• _Problem to work on_
Your task is to output all the records below, word for word.

[Collected data entries]
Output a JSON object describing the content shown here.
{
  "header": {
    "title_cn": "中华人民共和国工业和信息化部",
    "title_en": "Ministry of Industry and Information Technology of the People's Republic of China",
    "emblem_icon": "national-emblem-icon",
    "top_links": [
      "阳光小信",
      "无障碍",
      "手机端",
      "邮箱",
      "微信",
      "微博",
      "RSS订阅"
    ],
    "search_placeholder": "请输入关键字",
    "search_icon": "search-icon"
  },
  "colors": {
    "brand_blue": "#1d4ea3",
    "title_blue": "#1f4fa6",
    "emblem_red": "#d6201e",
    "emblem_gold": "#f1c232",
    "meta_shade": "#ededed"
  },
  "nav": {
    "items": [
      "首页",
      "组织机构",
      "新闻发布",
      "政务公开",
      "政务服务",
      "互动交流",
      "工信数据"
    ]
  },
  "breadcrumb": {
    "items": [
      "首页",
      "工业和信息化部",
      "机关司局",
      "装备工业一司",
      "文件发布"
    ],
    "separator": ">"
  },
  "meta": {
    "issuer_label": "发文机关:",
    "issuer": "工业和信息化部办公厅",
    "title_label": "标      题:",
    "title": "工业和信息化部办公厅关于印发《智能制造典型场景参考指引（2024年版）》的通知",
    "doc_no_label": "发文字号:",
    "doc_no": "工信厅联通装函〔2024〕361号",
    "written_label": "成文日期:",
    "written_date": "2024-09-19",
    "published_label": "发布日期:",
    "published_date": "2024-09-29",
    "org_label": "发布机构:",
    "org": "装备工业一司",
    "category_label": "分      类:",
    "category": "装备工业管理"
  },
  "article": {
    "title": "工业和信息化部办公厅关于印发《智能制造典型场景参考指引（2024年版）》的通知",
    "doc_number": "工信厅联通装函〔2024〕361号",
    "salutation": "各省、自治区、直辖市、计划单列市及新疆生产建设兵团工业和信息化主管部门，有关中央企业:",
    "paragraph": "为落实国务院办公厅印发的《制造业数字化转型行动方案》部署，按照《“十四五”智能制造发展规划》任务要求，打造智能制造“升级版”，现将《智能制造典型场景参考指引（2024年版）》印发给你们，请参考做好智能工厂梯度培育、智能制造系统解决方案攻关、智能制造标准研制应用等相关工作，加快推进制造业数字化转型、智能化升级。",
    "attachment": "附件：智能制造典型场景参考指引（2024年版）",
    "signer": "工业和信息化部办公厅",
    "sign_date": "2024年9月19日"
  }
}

• _Solution to the problem_
Output a JSON object describing the content shown here.
{
  "header": {
    "title_cn": "中华人民共和国工业和信息化部",
    "title_en": "Ministry of Industry and Information Technology of the People's Republic of China",
    "emblem_icon": "national-emblem-icon",
    "top_links": [
      "阳光小信",
      "无障碍",
      "手机端",
      "邮箱",
      "微信",
      "微博",
      "RSS订阅"
    ],
    "search_placeholder": "请输入关键字",
    "search_icon": "search-icon"
  },
  "colors": {
    "brand_blue": "#1d4ea3",
    "title_blue": "#1f4fa6",
    "emblem_red": "#d6201e",
    "emblem_gold": "#f1c232",
    "meta_shade": "#ededed"
  },
  "nav": {
    "items": [
      "首页",
      "组织机构",
      "新闻发布",
      "政务公开",
      "政务服务",
      "互动交流",
      "工信数据"
    ]
  },
  "breadcrumb": {
    "items": [
      "首页",
      "工业和信息化部",
      "机关司局",
      "装备工业一司",
      "文件发布"
    ],
    "separator": ">"
  },
  "meta": {
    "issuer_label": "发文机关:",
    "issuer": "工业和信息化部办公厅",
    "title_label": "标      题:",
    "title": "工业和信息化部办公厅关于印发《智能制造典型场景参考指引（2024年版）》的通知",
    "doc_no_label": "发文字号:",
    "doc_no": "工信厅联通装函〔2024〕361号",
    "written_label": "成文日期:",
    "written_date": "2024-09-19",
    "published_label": "发布日期:",
    "published_date": "2024-09-29",
    "org_label": "发布机构:",
    "org": "装备工业一司",
    "category_label": "分      类:",
    "category": "装备工业管理"
  },
  "article": {
    "title": "工业和信息化部办公厅关于印发《智能制造典型场景参考指引（2024年版）》的通知",
    "doc_number": "工信厅联通装函〔2024〕361号",
    "salutation": "各省、自治区、直辖市、计划单列市及新疆生产建设兵团工业和信息化主管部门，有关中央企业:",
    "paragraph": "为落实国务院办公厅印发的《制造业数字化转型行动方案》部署，按照《“十四五”智能制造发展规划》任务要求，打造智能制造“升级版”，现将《智能制造典型场景参考指引（2024年版）》印发给你们，请参考做好智能工厂梯度培育、智能制造系统解决方案攻关、智能制造标准研制应用等相关工作，加快推进制造业数字化转型、智能化升级。",
    "attachment": "附件：智能制造典型场景参考指引（2024年版）",
    "signer": "工业和信息化部办公厅",
    "sign_date": "2024年9月19日"
  }
}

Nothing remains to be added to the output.